- _MATERIAL FOR THIS EXERCISE_
-------------------------

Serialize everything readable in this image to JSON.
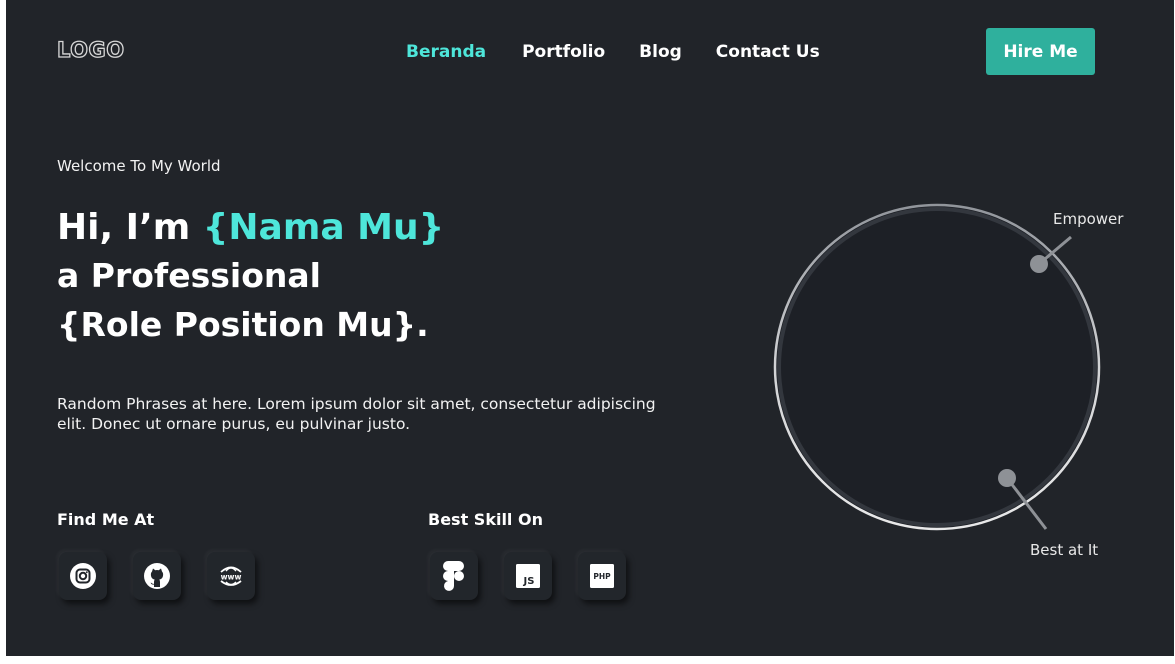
{
  "header": {
    "logo": "LOGO",
    "nav": [
      "Beranda",
      "Portfolio",
      "Blog",
      "Contact Us"
    ],
    "active_nav": "Beranda",
    "hire_label": "Hire Me"
  },
  "hero": {
    "welcome": "Welcome To My World",
    "greeting": "Hi, I’m ",
    "name": "{Nama Mu}",
    "line2": "a Professional",
    "line3": "{Role Position Mu}.",
    "phrase": "Random Phrases at here. Lorem ipsum dolor sit amet, consectetur adipiscing elit. Donec ut ornare purus, eu pulvinar justo."
  },
  "find_me": {
    "title": "Find Me At",
    "icons": [
      "instagram-icon",
      "github-icon",
      "www-icon"
    ]
  },
  "skills": {
    "title": "Best Skill On",
    "icons": [
      "figma-icon",
      "javascript-icon",
      "php-icon"
    ],
    "js_label": "JS",
    "php_label": "PHP"
  },
  "decoration": {
    "label_top": "Empower",
    "label_bottom": "Best at It"
  },
  "colors": {
    "background": "#212429",
    "accent": "#4ee6da",
    "button": "#2fb09d"
  }
}
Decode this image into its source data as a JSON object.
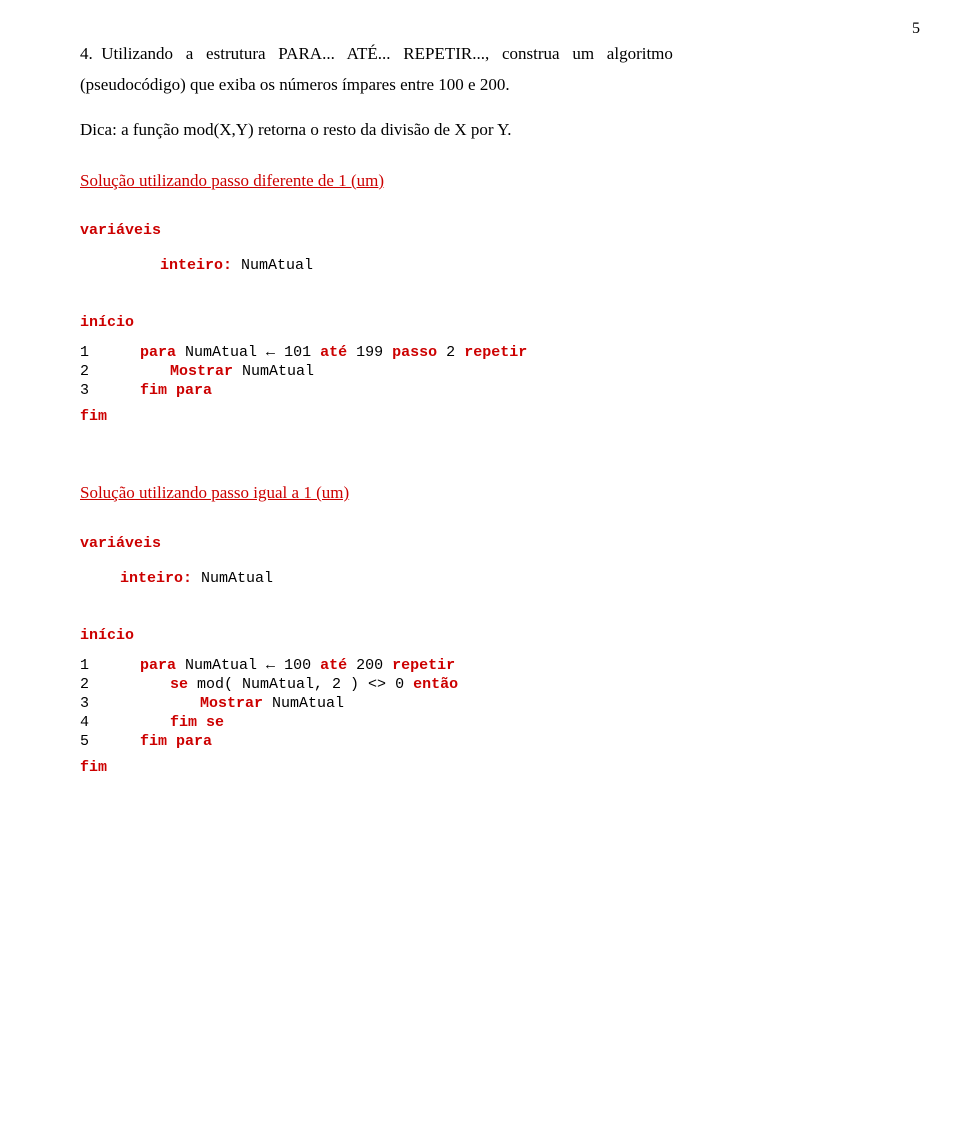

-------------------------

- _AIM OF THE EXERCISE_
Reproduce all the entries that precede this task, word for word, minus any pictures.

- _OUTPUT_
Serialize everything readable in this image to JSON.
{
  "header": {
    "logo": "LOGO",
    "nav": [
      "Beranda",
      "Portfolio",
      "Blog",
      "Contact Us"
    ],
    "active_nav": "Beranda",
    "hire_label": "Hire Me"
  },
  "hero": {
    "welcome": "Welcome To My World",
    "greeting": "Hi, I’m ",
    "name": "{Nama Mu}",
    "line2": "a Professional",
    "line3": "{Role Position Mu}.",
    "phrase": "Random Phrases at here. Lorem ipsum dolor sit amet, consectetur adipiscing elit. Donec ut ornare purus, eu pulvinar justo."
  },
  "find_me": {
    "title": "Find Me At",
    "icons": [
      "instagram-icon",
      "github-icon",
      "www-icon"
    ]
  },
  "skills": {
    "title": "Best Skill On",
    "icons": [
      "figma-icon",
      "javascript-icon",
      "php-icon"
    ],
    "js_label": "JS",
    "php_label": "PHP"
  },
  "decoration": {
    "label_top": "Empower",
    "label_bottom": "Best at It"
  },
  "colors": {
    "background": "#212429",
    "accent": "#4ee6da",
    "button": "#2fb09d"
  }
}
Decode this image into its source data as a JSON object.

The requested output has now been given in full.